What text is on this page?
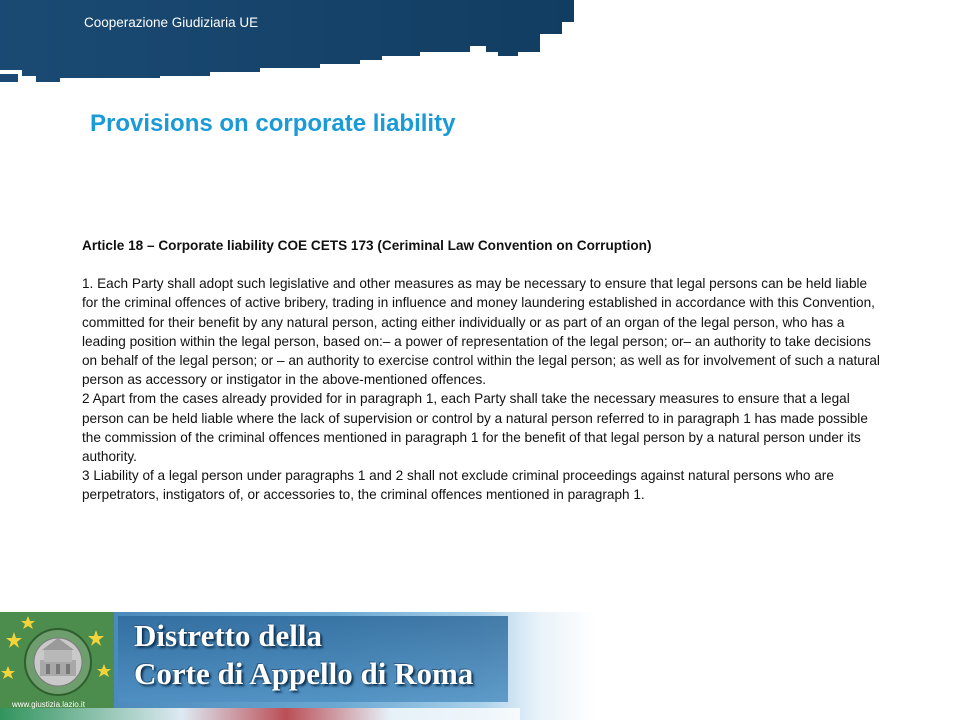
Cooperazione Giudiziaria UE
Provisions on corporate liability

Article 18 – Corporate liability COE CETS 173 (Ceriminal Law Convention on Corruption)

1. Each Party shall adopt such legislative and other measures as may be necessary to ensure that legal persons can be held liable for the criminal offences of active bribery, trading in influence and money laundering established in accordance with this Convention, committed for their benefit by any natural person, acting either individually or as part of an organ of the legal person, who has a leading position within the legal person, based on:– a power of representation of the legal person; or– an authority to take decisions on behalf of the legal person; or – an authority to exercise control within the legal person; as well as for involvement of such a natural person as accessory or instigator in the above-mentioned offences.

2 Apart from the cases already provided for in paragraph 1, each Party shall take the necessary measures to ensure that a legal person can be held liable where the lack of supervision or control by a natural person referred to in paragraph 1 has made possible the commission of the criminal offences mentioned in paragraph 1 for the benefit of that legal person by a natural person under its authority.

3 Liability of a legal person under paragraphs 1 and 2 shall not exclude criminal proceedings against natural persons who are perpetrators, instigators of, or accessories to, the criminal offences mentioned in paragraph 1.

Distretto della
Corte di Appello di Roma
www.giustizia.lazio.it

(WHAT IS EXPECTED):
Quote the listing above in full, except for the pictures.

(PROBLEM SOLUTION):
What text is on this page?
Cooperazione Giudiziaria UE
Provisions on corporate liability

Article 18 – Corporate liability COE CETS 173 (Ceriminal Law Convention on Corruption)

1. Each Party shall adopt such legislative and other measures as may be necessary to ensure that legal persons can be held liable for the criminal offences of active bribery, trading in influence and money laundering established in accordance with this Convention, committed for their benefit by any natural person, acting either individually or as part of an organ of the legal person, who has a leading position within the legal person, based on:– a power of representation of the legal person; or– an authority to take decisions on behalf of the legal person; or – an authority to exercise control within the legal person; as well as for involvement of such a natural person as accessory or instigator in the above-mentioned offences.

2 Apart from the cases already provided for in paragraph 1, each Party shall take the necessary measures to ensure that a legal person can be held liable where the lack of supervision or control by a natural person referred to in paragraph 1 has made possible the commission of the criminal offences mentioned in paragraph 1 for the benefit of that legal person by a natural person under its authority.

3 Liability of a legal person under paragraphs 1 and 2 shall not exclude criminal proceedings against natural persons who are perpetrators, instigators of, or accessories to, the criminal offences mentioned in paragraph 1.

Distretto della
Corte di Appello di Roma
www.giustizia.lazio.it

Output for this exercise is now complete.